* The data *
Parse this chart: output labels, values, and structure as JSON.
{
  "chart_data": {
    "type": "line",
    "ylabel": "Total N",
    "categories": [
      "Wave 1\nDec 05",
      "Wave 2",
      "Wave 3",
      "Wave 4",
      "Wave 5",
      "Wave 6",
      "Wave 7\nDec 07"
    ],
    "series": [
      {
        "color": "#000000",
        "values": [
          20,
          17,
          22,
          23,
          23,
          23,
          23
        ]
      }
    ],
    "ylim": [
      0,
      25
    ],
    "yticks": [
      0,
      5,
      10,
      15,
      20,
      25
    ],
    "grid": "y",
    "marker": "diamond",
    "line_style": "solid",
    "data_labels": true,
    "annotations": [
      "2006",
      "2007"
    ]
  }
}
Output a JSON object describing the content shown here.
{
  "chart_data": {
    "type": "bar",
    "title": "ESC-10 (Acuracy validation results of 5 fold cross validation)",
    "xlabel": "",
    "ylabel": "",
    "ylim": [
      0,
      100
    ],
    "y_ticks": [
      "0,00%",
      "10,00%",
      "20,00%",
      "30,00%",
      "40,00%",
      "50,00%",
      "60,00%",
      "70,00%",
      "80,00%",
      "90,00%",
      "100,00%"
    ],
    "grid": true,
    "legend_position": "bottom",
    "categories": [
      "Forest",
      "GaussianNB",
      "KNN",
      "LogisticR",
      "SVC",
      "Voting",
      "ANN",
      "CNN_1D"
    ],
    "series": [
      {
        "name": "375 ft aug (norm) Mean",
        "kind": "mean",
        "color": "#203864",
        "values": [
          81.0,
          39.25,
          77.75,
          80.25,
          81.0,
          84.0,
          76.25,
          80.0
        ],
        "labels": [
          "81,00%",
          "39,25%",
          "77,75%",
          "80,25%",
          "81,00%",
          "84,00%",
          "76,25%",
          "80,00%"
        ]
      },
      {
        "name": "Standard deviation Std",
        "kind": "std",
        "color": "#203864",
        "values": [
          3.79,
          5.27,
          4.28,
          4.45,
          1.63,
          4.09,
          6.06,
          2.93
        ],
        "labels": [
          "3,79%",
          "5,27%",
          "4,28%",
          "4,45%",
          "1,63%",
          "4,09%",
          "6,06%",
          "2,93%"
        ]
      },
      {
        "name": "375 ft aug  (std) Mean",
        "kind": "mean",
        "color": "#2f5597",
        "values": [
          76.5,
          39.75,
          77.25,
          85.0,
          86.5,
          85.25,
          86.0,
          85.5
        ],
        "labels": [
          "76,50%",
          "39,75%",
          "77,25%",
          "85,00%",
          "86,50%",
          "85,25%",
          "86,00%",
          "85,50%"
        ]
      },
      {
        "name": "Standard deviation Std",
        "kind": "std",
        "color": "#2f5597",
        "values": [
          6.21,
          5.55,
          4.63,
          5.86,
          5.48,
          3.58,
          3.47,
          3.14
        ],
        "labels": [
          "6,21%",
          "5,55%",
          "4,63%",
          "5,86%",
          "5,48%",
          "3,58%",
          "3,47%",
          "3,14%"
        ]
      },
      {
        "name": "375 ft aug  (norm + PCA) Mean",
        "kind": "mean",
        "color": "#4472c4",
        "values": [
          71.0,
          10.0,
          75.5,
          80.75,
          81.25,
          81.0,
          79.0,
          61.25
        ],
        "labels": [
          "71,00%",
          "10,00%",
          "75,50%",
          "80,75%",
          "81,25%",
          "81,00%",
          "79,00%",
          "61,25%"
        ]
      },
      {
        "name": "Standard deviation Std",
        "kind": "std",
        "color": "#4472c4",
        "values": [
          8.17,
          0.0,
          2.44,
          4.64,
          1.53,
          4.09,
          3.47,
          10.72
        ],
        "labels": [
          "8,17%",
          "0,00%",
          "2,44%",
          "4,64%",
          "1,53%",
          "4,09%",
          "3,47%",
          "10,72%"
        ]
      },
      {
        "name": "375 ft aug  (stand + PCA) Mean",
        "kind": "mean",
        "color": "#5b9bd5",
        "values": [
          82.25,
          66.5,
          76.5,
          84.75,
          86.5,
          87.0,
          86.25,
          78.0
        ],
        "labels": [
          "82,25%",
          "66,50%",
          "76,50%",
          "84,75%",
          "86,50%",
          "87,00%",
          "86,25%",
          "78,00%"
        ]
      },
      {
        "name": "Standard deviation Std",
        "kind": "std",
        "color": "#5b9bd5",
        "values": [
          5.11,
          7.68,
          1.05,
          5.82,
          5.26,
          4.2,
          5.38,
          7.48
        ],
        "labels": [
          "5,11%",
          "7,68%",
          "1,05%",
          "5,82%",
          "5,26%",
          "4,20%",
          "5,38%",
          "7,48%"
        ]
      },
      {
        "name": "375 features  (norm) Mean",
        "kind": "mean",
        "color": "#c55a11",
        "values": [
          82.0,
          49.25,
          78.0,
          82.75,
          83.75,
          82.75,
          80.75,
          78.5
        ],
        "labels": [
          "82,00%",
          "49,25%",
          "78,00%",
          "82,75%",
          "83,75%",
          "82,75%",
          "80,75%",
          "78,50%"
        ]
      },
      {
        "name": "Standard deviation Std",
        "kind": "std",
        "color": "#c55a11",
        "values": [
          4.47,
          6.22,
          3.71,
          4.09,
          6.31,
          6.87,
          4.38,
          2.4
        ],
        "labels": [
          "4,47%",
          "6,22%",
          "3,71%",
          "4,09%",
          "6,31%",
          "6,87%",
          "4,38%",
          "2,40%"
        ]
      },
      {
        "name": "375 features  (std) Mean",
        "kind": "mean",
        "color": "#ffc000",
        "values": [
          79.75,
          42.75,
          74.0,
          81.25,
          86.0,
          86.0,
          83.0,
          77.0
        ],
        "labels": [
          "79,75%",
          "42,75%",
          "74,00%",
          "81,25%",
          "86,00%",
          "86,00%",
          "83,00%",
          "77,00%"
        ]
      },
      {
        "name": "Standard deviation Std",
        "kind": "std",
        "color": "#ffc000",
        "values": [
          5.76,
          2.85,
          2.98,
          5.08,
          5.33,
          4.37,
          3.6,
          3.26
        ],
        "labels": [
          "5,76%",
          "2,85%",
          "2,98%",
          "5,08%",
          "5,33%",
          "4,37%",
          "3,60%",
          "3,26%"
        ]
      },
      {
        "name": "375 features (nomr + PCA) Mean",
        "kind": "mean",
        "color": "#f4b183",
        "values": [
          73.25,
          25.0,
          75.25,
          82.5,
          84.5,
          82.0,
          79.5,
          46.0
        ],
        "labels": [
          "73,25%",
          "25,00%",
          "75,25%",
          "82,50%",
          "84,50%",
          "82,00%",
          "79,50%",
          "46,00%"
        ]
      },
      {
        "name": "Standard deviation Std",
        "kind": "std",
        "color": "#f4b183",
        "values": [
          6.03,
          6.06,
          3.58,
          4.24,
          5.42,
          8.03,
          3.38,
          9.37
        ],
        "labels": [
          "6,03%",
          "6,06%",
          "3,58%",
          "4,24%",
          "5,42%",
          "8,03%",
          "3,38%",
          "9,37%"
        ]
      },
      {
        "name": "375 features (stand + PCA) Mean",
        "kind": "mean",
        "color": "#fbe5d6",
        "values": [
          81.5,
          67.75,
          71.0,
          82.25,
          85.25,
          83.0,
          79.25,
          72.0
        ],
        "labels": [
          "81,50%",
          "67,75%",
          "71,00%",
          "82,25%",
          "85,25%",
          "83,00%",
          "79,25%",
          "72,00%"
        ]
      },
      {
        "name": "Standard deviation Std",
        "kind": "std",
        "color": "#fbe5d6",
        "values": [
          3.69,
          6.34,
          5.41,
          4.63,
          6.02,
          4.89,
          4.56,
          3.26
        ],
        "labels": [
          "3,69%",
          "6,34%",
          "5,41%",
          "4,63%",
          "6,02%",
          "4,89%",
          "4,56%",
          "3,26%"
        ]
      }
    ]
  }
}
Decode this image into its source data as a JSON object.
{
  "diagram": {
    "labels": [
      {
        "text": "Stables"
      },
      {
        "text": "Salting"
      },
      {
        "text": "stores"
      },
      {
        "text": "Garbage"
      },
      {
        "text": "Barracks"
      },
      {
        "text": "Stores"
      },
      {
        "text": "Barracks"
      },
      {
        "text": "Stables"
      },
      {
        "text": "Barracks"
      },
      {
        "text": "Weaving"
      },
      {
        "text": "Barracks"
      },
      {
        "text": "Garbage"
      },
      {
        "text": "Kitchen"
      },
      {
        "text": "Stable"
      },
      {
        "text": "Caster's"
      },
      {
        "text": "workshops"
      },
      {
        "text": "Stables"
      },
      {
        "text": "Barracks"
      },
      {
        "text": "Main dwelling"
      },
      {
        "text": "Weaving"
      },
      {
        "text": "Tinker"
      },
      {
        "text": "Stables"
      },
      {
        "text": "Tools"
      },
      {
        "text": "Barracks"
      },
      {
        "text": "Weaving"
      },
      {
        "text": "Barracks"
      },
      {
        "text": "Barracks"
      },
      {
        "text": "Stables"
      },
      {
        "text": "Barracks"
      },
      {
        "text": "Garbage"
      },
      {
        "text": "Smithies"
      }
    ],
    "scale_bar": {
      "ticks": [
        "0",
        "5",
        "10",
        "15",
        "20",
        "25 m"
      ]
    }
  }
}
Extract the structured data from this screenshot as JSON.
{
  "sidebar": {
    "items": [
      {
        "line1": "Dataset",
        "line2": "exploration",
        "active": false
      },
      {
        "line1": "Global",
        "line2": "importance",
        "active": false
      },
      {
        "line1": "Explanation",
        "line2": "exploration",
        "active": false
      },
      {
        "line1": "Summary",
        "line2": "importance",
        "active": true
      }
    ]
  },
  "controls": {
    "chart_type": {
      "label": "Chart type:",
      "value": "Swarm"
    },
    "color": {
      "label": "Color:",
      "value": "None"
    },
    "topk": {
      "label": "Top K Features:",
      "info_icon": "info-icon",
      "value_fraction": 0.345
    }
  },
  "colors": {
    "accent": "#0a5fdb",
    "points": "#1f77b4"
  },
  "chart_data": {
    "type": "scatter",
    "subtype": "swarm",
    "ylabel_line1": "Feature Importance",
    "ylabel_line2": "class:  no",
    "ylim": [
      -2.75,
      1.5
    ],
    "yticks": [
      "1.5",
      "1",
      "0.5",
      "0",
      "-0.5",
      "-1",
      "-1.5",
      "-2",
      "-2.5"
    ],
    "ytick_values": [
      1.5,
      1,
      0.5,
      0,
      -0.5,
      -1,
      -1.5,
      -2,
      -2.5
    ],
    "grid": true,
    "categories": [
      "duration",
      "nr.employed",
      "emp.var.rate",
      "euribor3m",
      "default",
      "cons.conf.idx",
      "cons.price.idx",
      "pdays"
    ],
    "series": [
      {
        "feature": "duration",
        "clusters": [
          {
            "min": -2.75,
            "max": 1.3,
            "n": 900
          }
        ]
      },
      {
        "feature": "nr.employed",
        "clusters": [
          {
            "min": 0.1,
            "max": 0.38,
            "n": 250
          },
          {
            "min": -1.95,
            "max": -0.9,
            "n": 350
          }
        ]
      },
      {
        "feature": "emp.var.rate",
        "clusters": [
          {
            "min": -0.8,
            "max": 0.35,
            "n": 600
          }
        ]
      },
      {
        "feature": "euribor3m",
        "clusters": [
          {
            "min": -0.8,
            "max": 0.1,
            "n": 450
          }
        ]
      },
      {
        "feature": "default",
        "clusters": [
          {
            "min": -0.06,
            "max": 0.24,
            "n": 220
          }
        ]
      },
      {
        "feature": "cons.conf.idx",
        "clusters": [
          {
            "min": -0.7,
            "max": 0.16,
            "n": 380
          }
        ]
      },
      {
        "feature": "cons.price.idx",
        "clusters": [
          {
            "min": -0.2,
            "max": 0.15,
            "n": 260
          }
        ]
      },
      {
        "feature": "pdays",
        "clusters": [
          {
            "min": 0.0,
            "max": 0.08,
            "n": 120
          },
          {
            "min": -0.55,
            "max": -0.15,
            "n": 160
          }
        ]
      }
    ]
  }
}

* Given request *
Tally how many lines in the material above hold the word "norm". Write only that number.

* Result for this task *
3